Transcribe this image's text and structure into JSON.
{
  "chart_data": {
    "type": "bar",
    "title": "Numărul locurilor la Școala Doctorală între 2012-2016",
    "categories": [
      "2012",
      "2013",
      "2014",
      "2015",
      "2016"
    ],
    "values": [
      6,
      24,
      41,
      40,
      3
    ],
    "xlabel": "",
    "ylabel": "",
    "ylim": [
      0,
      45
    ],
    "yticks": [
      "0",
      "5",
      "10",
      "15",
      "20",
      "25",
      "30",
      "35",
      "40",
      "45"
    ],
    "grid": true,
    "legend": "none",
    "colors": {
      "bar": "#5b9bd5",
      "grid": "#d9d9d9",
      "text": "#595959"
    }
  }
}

============================================================

Your task: Copy each line holding the word "text" from the listing above.

The reply:
Transcribe this image's text and structure into JSON.
      "text": "#595959"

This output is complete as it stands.